GIVEN REQUEST: Filter the data below for the string "title" and copy each matching line.

THE INPUT:
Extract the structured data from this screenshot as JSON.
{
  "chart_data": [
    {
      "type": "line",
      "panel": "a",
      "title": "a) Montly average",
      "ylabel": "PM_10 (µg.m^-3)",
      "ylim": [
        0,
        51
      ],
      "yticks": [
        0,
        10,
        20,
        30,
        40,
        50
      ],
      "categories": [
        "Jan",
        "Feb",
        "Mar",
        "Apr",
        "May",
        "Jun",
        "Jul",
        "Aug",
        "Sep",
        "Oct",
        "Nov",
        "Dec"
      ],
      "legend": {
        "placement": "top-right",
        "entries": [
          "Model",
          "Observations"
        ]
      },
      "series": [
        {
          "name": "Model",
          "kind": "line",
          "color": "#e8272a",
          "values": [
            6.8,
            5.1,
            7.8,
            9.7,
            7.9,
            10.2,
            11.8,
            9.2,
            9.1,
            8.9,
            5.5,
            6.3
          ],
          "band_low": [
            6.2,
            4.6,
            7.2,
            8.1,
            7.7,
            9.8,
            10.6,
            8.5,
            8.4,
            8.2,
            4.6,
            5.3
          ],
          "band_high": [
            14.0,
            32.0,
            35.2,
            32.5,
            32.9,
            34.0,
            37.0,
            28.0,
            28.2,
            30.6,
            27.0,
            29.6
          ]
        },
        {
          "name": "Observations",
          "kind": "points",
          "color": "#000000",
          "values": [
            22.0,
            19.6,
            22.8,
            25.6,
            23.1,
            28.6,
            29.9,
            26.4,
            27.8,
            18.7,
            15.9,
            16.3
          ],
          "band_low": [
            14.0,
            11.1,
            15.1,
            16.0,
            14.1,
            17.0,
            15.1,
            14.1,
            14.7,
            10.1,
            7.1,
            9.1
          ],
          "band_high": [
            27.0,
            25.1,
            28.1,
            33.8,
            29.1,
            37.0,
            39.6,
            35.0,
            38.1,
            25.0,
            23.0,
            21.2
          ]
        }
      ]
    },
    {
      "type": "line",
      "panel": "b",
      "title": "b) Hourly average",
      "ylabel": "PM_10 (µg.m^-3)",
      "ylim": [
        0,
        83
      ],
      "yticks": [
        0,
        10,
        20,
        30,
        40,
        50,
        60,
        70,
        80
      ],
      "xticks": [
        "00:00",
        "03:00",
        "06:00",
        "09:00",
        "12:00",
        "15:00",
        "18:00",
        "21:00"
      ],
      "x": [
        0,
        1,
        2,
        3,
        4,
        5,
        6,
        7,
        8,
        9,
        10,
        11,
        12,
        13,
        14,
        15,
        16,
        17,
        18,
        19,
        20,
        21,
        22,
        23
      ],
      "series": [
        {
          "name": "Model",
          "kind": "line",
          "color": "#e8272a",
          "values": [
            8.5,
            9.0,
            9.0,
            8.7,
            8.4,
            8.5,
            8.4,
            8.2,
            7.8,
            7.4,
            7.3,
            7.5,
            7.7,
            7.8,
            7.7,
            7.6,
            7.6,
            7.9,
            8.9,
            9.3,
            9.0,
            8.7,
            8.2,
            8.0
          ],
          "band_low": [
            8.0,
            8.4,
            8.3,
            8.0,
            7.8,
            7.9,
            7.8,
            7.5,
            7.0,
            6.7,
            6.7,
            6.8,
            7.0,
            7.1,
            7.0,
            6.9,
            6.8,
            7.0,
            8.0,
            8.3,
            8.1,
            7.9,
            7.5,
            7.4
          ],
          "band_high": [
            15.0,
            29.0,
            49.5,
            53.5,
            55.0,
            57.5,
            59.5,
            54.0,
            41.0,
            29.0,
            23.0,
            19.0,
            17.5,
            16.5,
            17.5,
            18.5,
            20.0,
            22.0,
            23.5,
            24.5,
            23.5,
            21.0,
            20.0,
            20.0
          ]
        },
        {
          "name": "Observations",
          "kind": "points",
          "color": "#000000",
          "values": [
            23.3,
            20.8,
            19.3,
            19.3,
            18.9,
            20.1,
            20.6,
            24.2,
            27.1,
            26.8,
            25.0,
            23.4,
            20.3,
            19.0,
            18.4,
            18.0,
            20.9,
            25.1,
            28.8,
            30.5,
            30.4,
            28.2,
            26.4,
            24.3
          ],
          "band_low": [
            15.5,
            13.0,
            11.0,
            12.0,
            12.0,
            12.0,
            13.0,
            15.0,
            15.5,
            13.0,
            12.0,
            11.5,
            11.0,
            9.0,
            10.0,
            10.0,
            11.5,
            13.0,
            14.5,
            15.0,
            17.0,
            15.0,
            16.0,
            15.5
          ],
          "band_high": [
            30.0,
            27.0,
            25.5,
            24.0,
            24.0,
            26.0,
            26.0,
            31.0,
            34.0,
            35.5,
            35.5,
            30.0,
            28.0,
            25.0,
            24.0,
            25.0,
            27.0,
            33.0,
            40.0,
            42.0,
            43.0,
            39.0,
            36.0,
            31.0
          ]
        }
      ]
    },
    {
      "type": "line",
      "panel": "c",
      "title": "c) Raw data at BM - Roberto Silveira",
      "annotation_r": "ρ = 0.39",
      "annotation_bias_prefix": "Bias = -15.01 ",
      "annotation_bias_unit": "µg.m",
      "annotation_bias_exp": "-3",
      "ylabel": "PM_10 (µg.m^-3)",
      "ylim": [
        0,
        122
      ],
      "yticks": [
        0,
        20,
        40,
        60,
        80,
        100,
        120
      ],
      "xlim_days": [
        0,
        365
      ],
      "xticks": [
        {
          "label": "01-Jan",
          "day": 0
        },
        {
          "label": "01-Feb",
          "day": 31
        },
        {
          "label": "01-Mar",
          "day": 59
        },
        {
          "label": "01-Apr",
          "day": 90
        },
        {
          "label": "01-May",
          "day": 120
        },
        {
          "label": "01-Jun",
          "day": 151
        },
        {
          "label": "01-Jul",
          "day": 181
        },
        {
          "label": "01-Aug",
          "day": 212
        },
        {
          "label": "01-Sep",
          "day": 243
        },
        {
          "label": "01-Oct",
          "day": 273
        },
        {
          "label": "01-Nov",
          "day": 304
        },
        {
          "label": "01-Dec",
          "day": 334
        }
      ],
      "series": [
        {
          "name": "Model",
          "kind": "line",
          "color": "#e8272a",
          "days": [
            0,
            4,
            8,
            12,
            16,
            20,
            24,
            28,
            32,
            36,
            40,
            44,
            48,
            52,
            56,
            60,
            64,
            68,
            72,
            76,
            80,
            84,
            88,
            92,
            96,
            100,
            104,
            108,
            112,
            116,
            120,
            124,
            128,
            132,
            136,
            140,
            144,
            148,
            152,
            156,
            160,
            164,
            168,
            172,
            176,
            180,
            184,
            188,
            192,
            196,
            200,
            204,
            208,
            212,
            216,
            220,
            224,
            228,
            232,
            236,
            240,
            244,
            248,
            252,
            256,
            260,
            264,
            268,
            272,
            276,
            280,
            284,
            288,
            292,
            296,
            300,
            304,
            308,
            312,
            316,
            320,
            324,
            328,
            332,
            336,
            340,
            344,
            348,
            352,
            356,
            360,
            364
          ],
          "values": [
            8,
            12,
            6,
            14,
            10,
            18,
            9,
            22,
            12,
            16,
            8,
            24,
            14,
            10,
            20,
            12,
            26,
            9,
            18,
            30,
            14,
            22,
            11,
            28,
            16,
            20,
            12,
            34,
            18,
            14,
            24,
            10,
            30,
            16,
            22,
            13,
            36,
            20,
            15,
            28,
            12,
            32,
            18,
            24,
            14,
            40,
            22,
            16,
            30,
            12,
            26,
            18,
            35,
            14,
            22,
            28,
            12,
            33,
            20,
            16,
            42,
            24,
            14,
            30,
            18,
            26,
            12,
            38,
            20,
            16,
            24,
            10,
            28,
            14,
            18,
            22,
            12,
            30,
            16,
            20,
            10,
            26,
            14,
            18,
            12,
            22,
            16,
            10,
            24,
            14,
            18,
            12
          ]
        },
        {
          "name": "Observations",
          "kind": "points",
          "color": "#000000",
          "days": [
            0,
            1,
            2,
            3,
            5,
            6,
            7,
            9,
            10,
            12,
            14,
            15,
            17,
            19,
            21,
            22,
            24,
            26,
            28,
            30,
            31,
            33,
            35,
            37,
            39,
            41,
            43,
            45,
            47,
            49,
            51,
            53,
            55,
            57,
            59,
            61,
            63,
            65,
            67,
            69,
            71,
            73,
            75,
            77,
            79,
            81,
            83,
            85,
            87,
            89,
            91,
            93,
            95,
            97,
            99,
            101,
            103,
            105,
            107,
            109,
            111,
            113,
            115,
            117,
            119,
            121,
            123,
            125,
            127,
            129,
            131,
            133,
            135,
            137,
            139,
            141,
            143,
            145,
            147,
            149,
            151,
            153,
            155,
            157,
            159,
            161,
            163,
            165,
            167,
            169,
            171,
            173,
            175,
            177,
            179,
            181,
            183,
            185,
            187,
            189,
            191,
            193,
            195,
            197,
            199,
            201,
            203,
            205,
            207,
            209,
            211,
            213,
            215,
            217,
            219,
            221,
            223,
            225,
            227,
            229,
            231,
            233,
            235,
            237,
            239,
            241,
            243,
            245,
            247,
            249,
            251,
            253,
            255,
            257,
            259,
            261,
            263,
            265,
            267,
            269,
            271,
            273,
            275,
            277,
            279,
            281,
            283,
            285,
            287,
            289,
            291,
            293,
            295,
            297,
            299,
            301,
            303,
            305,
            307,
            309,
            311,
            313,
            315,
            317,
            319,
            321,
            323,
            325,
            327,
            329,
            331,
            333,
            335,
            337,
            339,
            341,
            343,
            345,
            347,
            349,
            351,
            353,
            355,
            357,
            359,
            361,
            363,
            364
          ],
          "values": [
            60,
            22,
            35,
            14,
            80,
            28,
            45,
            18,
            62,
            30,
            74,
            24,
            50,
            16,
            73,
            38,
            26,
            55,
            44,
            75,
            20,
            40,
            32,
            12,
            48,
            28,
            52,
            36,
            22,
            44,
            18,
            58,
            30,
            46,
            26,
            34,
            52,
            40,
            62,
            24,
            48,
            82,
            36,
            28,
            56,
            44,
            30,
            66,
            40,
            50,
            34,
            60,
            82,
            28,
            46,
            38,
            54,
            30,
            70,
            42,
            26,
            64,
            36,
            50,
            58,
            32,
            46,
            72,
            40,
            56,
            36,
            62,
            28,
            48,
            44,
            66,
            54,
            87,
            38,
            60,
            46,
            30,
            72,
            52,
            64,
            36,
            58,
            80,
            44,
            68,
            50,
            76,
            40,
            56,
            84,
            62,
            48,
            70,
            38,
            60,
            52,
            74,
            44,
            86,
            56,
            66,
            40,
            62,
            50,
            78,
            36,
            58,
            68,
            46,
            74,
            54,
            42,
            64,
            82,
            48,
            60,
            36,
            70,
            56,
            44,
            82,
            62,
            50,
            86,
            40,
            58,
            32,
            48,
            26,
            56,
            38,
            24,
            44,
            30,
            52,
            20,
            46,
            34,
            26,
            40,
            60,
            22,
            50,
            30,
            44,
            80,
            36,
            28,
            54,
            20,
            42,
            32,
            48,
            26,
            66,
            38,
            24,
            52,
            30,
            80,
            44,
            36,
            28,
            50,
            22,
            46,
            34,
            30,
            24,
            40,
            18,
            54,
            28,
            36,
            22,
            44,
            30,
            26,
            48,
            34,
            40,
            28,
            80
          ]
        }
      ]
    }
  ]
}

ANSWER FOR THIS EXERCISE:
      "title": "a) Montly average",
      "title": "b) Hourly average",
      "title": "c) Raw data at BM - Roberto Silveira",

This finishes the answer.